• **The exercise**
Using the records below, give the number of lines where the word "Bulk" appears, with no further output.

• **Material shown**
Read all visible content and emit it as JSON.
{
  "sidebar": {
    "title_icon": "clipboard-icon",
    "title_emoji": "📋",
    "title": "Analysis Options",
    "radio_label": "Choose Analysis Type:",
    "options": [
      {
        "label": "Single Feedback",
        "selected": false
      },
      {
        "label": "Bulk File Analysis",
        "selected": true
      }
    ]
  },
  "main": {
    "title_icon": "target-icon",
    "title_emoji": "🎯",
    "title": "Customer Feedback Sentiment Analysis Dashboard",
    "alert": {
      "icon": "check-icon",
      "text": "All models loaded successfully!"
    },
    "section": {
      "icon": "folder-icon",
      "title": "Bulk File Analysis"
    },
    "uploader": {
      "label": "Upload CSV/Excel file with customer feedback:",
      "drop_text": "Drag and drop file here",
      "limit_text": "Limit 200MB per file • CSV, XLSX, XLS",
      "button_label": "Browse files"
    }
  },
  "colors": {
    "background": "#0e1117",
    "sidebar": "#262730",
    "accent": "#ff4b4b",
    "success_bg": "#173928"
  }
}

• **Correct response**
2